■ Problem description
Transcribe every line exactly and omit anything that is a picture.
'''
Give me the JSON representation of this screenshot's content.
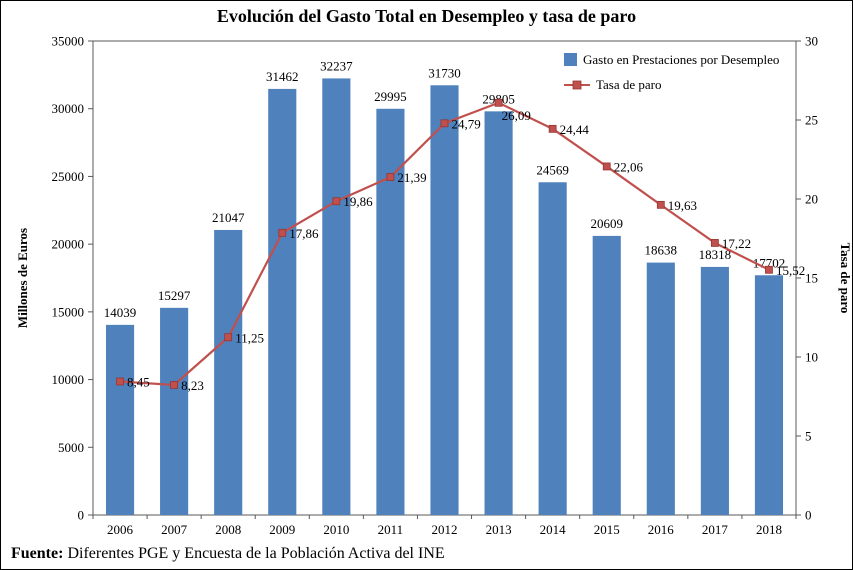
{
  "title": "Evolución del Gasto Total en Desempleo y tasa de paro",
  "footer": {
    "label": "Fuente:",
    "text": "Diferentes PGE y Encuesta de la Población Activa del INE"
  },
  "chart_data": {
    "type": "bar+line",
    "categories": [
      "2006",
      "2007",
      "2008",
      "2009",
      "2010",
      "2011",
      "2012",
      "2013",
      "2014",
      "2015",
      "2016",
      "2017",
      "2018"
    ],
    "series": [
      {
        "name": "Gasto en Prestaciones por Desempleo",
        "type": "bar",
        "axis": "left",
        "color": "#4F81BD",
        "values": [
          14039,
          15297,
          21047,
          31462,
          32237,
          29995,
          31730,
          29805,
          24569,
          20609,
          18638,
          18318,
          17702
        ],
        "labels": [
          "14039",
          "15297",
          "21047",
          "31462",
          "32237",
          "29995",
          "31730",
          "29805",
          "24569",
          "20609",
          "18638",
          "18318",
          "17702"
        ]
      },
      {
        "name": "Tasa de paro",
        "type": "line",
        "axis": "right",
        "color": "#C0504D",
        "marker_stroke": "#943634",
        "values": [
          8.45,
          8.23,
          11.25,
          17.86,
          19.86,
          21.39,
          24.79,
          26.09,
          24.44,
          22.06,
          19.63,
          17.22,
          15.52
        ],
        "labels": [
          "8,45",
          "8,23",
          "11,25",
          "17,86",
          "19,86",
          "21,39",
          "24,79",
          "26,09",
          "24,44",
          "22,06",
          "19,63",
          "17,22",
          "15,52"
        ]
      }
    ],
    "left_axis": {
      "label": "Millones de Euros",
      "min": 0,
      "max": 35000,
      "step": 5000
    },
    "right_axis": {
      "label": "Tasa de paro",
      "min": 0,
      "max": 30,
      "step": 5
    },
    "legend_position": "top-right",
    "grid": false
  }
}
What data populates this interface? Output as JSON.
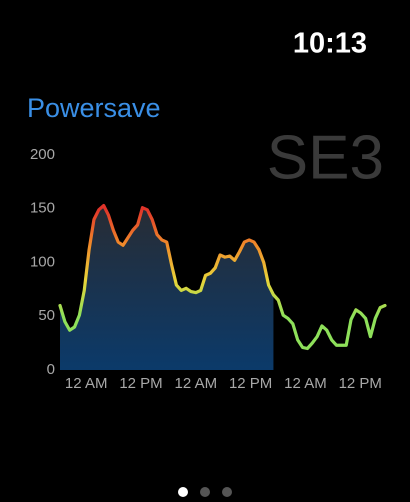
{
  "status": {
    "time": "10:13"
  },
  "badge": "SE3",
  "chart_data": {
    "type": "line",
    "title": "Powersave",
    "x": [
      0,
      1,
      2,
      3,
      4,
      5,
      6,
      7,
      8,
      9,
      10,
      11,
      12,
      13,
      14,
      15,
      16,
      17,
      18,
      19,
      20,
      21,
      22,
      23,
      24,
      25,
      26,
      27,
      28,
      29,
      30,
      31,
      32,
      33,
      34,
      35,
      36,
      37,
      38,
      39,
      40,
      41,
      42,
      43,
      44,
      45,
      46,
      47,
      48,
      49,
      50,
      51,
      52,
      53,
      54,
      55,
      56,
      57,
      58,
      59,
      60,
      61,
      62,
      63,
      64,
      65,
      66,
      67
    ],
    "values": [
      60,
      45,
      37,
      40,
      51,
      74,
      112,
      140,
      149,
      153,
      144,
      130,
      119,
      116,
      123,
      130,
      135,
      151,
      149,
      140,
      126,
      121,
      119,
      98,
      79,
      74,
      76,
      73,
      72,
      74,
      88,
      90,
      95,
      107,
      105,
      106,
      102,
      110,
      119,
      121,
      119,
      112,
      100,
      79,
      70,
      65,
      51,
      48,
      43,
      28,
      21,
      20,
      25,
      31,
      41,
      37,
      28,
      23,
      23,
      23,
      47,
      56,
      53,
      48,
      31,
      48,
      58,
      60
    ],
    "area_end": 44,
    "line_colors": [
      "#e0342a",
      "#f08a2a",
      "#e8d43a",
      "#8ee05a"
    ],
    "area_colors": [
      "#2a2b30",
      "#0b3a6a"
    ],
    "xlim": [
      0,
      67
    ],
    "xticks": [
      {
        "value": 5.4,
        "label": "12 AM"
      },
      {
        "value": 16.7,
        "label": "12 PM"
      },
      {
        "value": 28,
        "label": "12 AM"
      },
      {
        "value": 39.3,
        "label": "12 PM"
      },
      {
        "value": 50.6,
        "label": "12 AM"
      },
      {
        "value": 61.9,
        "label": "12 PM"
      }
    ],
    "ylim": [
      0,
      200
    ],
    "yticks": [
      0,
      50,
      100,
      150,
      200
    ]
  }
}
'''
■ Response to this task
Give me the JSON representation of this screenshot's content.
{
  "title": "Evolución del Gasto Total en Desempleo y tasa de paro",
  "footer": {
    "label": "Fuente:",
    "text": "Diferentes PGE y Encuesta de la Población Activa del INE"
  },
  "chart_data": {
    "type": "bar+line",
    "categories": [
      "2006",
      "2007",
      "2008",
      "2009",
      "2010",
      "2011",
      "2012",
      "2013",
      "2014",
      "2015",
      "2016",
      "2017",
      "2018"
    ],
    "series": [
      {
        "name": "Gasto en Prestaciones por Desempleo",
        "type": "bar",
        "axis": "left",
        "color": "#4F81BD",
        "values": [
          14039,
          15297,
          21047,
          31462,
          32237,
          29995,
          31730,
          29805,
          24569,
          20609,
          18638,
          18318,
          17702
        ],
        "labels": [
          "14039",
          "15297",
          "21047",
          "31462",
          "32237",
          "29995",
          "31730",
          "29805",
          "24569",
          "20609",
          "18638",
          "18318",
          "17702"
        ]
      },
      {
        "name": "Tasa de paro",
        "type": "line",
        "axis": "right",
        "color": "#C0504D",
        "marker_stroke": "#943634",
        "values": [
          8.45,
          8.23,
          11.25,
          17.86,
          19.86,
          21.39,
          24.79,
          26.09,
          24.44,
          22.06,
          19.63,
          17.22,
          15.52
        ],
        "labels": [
          "8,45",
          "8,23",
          "11,25",
          "17,86",
          "19,86",
          "21,39",
          "24,79",
          "26,09",
          "24,44",
          "22,06",
          "19,63",
          "17,22",
          "15,52"
        ]
      }
    ],
    "left_axis": {
      "label": "Millones de Euros",
      "min": 0,
      "max": 35000,
      "step": 5000
    },
    "right_axis": {
      "label": "Tasa de paro",
      "min": 0,
      "max": 30,
      "step": 5
    },
    "legend_position": "top-right",
    "grid": false
  }
}
What data populates this interface? Output as JSON.
{
  "status": {
    "time": "10:13"
  },
  "badge": "SE3",
  "chart_data": {
    "type": "line",
    "title": "Powersave",
    "x": [
      0,
      1,
      2,
      3,
      4,
      5,
      6,
      7,
      8,
      9,
      10,
      11,
      12,
      13,
      14,
      15,
      16,
      17,
      18,
      19,
      20,
      21,
      22,
      23,
      24,
      25,
      26,
      27,
      28,
      29,
      30,
      31,
      32,
      33,
      34,
      35,
      36,
      37,
      38,
      39,
      40,
      41,
      42,
      43,
      44,
      45,
      46,
      47,
      48,
      49,
      50,
      51,
      52,
      53,
      54,
      55,
      56,
      57,
      58,
      59,
      60,
      61,
      62,
      63,
      64,
      65,
      66,
      67
    ],
    "values": [
      60,
      45,
      37,
      40,
      51,
      74,
      112,
      140,
      149,
      153,
      144,
      130,
      119,
      116,
      123,
      130,
      135,
      151,
      149,
      140,
      126,
      121,
      119,
      98,
      79,
      74,
      76,
      73,
      72,
      74,
      88,
      90,
      95,
      107,
      105,
      106,
      102,
      110,
      119,
      121,
      119,
      112,
      100,
      79,
      70,
      65,
      51,
      48,
      43,
      28,
      21,
      20,
      25,
      31,
      41,
      37,
      28,
      23,
      23,
      23,
      47,
      56,
      53,
      48,
      31,
      48,
      58,
      60
    ],
    "area_end": 44,
    "line_colors": [
      "#e0342a",
      "#f08a2a",
      "#e8d43a",
      "#8ee05a"
    ],
    "area_colors": [
      "#2a2b30",
      "#0b3a6a"
    ],
    "xlim": [
      0,
      67
    ],
    "xticks": [
      {
        "value": 5.4,
        "label": "12 AM"
      },
      {
        "value": 16.7,
        "label": "12 PM"
      },
      {
        "value": 28,
        "label": "12 AM"
      },
      {
        "value": 39.3,
        "label": "12 PM"
      },
      {
        "value": 50.6,
        "label": "12 AM"
      },
      {
        "value": 61.9,
        "label": "12 PM"
      }
    ],
    "ylim": [
      0,
      200
    ],
    "yticks": [
      0,
      50,
      100,
      150,
      200
    ]
  }
}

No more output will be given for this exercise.